>> Begin

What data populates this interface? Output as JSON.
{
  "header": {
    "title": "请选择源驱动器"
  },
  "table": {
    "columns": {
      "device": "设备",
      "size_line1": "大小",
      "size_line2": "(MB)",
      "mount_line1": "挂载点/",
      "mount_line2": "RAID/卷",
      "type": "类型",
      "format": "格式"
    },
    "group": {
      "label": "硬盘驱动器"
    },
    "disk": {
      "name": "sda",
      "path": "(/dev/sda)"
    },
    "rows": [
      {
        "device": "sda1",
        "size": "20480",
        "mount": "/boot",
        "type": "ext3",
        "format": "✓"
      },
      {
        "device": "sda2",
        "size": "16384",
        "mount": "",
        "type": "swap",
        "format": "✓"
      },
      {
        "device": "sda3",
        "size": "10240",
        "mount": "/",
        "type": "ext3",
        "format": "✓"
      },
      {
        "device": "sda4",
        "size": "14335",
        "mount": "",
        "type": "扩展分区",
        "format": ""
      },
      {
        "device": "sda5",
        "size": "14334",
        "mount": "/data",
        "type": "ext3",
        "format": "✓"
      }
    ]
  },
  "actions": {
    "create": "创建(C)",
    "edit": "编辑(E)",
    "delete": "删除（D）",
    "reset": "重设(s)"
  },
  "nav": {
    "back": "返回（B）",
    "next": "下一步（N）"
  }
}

>> End

** WHAT THIS TASK INVOLVES **
In the records, locate each line holding the string "device" and copy it.

** RESPONSE **
      "device": "设备",
        "device": "sda1",
        "device": "sda2",
        "device": "sda3",
        "device": "sda4",
        "device": "sda5",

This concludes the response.